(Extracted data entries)
———

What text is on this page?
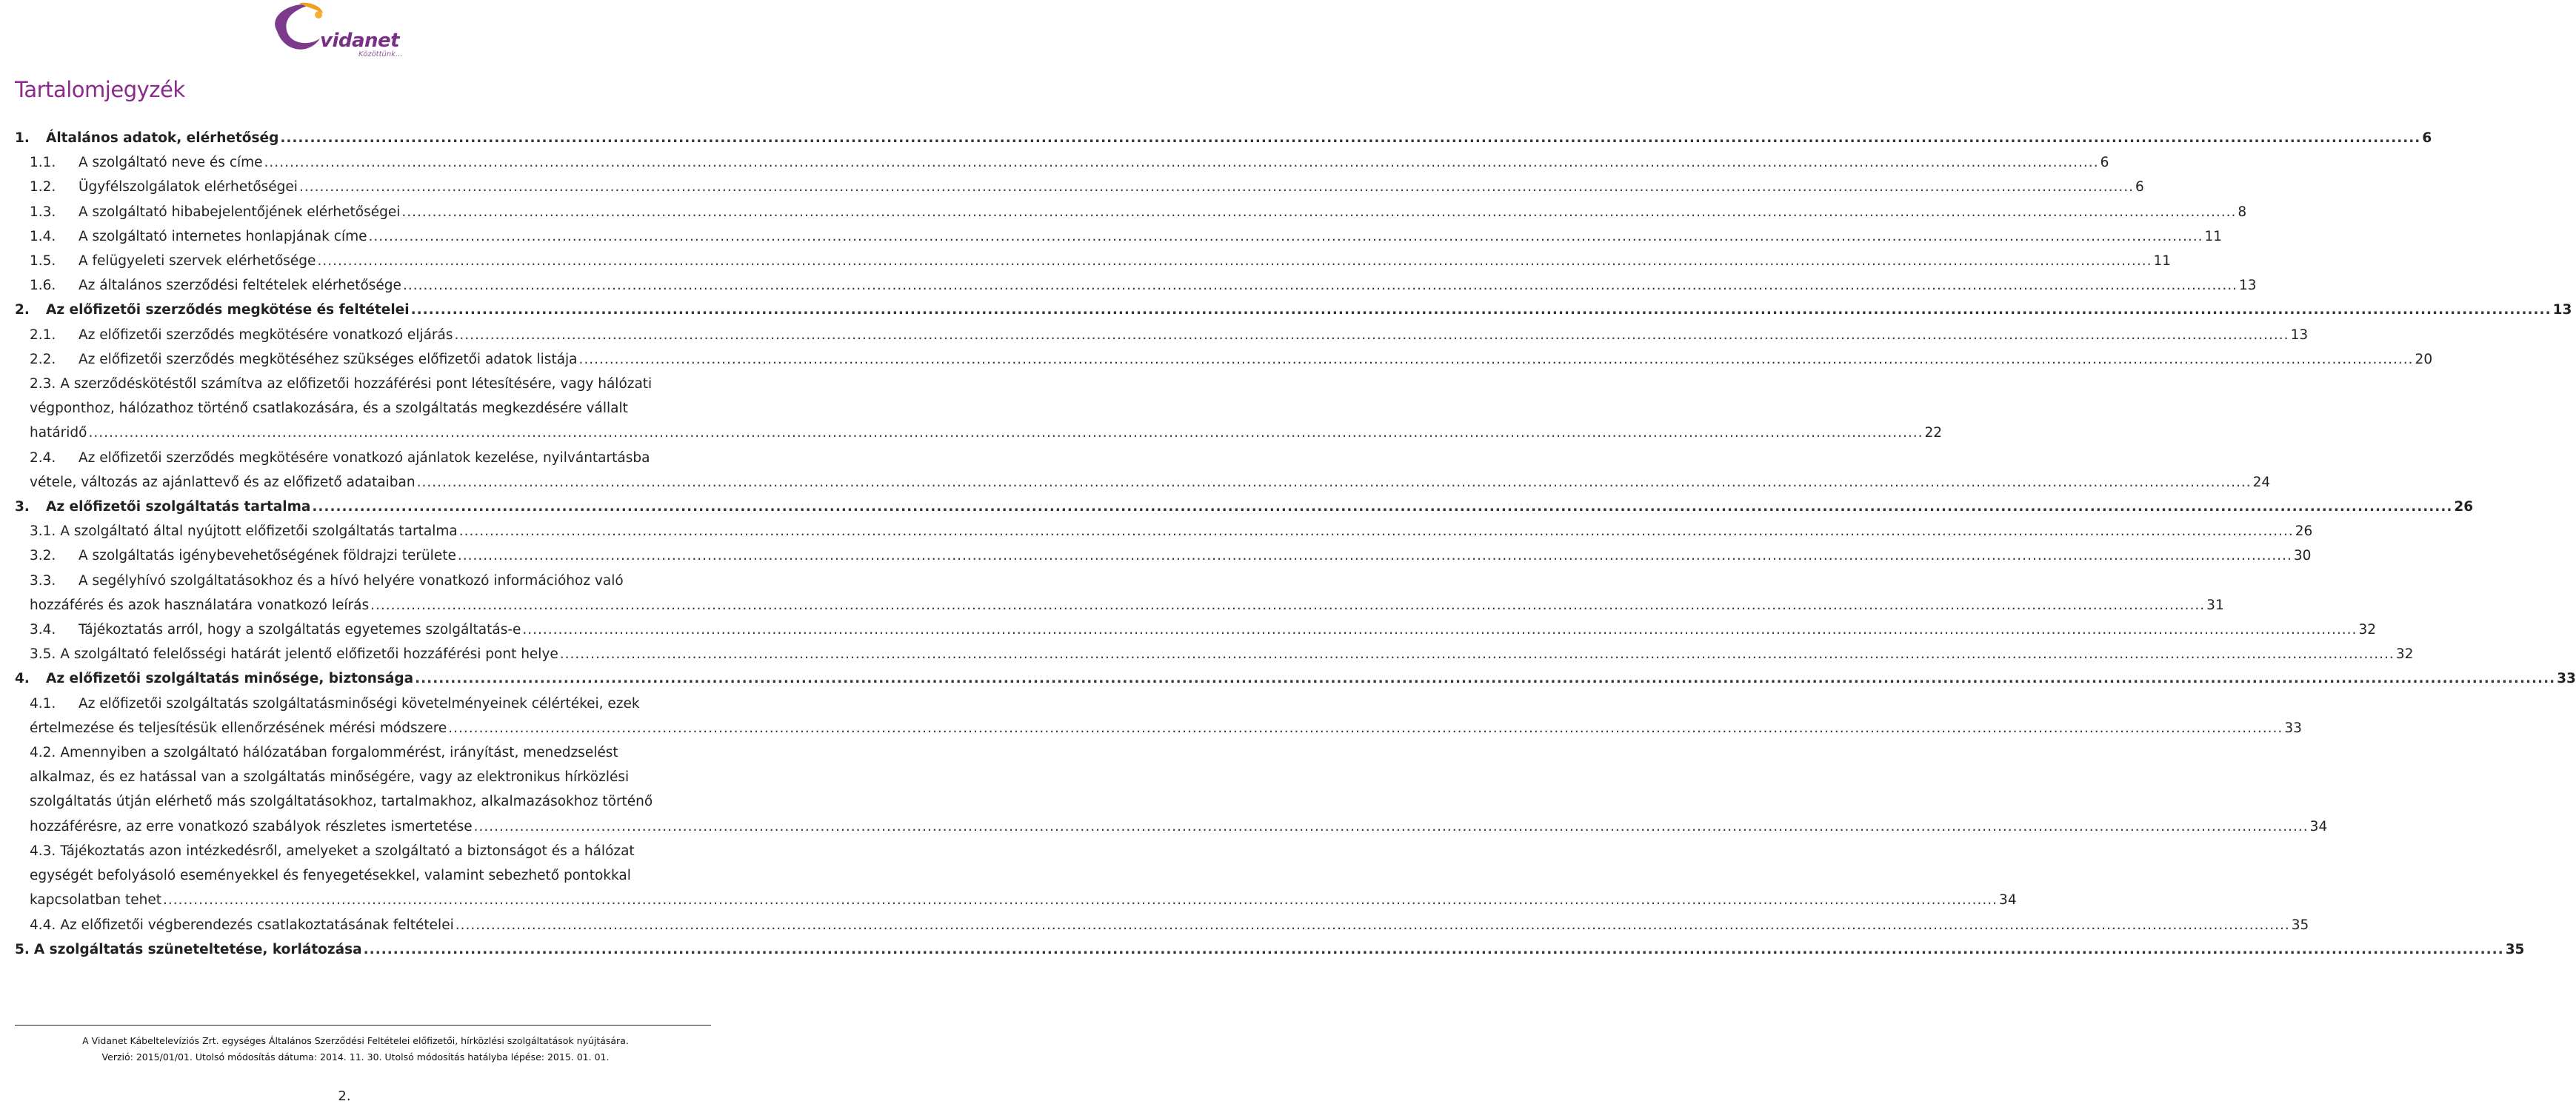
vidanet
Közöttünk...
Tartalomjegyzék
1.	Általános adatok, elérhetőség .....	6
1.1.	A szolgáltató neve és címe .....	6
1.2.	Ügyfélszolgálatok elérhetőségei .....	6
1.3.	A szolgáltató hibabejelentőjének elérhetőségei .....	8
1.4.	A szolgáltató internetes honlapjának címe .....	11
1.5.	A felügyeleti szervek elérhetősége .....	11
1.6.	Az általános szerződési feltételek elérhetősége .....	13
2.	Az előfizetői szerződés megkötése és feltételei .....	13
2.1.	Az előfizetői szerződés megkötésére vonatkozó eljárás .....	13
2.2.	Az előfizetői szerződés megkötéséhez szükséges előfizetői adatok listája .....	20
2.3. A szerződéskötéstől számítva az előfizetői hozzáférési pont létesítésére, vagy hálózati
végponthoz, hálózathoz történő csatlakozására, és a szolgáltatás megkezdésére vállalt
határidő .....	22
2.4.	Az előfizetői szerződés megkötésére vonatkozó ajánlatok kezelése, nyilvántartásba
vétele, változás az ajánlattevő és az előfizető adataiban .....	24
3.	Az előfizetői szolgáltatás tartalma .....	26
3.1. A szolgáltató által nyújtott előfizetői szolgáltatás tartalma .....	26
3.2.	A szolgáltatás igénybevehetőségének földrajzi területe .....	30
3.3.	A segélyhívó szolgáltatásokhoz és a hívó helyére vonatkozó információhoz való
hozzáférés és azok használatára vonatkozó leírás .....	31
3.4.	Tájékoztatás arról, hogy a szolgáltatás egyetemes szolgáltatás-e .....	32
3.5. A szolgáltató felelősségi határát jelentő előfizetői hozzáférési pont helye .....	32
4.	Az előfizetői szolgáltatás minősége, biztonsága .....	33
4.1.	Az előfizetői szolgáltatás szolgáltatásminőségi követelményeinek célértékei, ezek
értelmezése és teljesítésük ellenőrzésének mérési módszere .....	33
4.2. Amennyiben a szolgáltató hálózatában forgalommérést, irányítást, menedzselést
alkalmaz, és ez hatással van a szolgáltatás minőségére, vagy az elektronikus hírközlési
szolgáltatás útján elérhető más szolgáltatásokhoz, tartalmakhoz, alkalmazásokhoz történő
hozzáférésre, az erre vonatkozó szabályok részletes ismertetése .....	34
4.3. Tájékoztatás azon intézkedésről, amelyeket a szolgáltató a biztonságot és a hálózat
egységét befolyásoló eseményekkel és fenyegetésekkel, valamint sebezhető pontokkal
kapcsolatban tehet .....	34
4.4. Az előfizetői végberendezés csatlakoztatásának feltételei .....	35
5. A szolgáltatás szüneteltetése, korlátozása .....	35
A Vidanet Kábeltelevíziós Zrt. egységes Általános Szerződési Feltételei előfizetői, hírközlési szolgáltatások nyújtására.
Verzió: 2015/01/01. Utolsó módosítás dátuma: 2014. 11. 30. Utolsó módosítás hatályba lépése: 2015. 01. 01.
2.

———

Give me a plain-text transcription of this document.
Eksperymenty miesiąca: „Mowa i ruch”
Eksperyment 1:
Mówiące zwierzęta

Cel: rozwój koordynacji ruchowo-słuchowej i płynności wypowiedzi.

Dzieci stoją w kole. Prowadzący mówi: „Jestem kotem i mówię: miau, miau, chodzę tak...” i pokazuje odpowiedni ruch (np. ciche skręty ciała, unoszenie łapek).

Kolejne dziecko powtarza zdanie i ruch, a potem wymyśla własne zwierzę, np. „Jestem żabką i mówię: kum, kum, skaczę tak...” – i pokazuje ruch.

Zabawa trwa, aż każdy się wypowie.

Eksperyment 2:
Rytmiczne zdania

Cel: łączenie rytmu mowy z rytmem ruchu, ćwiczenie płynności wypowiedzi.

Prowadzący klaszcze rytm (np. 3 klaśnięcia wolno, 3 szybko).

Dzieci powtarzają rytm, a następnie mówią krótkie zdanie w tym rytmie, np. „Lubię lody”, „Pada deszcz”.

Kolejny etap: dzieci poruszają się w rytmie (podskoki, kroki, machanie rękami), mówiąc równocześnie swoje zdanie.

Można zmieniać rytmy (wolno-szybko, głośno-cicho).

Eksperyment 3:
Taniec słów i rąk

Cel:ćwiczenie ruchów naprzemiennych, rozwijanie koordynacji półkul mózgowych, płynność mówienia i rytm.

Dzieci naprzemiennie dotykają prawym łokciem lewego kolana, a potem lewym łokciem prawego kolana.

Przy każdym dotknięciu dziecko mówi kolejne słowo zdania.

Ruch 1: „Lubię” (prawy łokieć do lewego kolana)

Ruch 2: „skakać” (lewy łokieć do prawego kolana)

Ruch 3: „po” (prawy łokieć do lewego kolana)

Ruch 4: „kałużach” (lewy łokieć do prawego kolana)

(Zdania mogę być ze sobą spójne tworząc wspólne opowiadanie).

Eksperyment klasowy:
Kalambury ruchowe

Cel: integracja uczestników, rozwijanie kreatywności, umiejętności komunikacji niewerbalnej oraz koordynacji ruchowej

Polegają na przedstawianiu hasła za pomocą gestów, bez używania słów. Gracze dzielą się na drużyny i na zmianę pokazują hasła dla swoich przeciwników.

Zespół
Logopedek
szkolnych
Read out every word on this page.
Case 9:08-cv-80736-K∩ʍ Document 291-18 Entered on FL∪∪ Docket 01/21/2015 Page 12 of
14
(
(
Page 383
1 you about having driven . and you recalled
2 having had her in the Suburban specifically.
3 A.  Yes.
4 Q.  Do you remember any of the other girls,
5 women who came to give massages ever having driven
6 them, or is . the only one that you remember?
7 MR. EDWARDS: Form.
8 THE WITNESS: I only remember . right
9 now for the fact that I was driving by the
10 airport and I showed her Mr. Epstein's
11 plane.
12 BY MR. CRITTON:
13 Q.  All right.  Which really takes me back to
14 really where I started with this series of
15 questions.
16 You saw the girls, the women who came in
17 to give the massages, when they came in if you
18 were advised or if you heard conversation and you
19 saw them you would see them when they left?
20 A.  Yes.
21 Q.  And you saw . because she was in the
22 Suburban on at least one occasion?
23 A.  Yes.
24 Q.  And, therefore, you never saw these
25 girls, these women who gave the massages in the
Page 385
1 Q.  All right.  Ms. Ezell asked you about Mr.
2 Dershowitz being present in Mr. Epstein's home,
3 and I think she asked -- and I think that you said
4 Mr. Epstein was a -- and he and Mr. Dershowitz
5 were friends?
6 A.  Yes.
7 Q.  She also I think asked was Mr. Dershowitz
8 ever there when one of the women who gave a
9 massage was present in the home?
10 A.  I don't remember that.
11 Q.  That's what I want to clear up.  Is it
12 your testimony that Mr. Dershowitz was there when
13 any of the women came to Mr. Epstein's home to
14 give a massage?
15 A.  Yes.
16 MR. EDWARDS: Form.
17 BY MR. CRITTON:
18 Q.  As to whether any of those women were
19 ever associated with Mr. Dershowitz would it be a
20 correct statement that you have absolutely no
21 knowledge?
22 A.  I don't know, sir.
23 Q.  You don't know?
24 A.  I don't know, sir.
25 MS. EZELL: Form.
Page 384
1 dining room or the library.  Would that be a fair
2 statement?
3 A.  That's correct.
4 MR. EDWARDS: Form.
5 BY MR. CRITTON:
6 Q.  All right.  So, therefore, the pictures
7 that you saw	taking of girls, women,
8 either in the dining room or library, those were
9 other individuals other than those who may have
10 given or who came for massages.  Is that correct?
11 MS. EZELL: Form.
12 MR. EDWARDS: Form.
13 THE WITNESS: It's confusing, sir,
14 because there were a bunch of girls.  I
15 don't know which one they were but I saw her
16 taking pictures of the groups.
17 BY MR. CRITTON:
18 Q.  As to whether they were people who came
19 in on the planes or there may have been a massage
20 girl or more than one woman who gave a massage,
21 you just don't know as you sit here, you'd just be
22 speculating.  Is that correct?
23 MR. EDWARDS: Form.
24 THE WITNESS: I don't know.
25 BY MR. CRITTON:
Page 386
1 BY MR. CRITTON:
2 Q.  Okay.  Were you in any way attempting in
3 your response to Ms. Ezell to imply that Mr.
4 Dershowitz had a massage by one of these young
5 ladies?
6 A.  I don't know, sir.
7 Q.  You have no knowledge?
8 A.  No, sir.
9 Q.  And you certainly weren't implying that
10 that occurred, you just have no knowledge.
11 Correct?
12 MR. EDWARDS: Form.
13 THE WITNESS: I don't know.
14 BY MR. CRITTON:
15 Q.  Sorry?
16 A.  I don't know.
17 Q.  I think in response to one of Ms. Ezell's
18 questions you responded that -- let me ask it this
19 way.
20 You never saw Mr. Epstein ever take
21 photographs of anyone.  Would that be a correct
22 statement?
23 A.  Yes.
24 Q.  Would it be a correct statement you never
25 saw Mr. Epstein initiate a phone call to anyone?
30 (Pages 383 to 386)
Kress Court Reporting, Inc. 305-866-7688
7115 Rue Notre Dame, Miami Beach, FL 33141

———

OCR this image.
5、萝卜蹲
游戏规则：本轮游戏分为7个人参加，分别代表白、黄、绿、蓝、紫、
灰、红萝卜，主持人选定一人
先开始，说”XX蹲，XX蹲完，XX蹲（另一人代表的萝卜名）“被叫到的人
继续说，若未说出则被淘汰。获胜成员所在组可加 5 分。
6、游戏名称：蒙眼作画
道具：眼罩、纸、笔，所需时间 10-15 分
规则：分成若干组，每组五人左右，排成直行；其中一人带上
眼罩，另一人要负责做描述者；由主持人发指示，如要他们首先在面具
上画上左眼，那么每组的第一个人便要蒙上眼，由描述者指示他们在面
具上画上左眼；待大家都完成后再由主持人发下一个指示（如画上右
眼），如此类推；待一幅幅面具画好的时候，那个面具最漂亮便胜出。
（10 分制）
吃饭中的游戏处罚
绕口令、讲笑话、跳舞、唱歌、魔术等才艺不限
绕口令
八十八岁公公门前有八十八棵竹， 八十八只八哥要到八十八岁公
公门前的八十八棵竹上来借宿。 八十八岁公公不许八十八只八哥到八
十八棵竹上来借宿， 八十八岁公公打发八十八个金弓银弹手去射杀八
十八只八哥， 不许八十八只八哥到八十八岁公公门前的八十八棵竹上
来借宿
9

———

Find the lines holding "WITNESS" and list every one.

» Exercise result
8 THE WITNESS: I only remember . right
13 THE WITNESS: It's confusing, sir,
24 THE WITNESS: I don't know.
13 THE WITNESS: I don't know.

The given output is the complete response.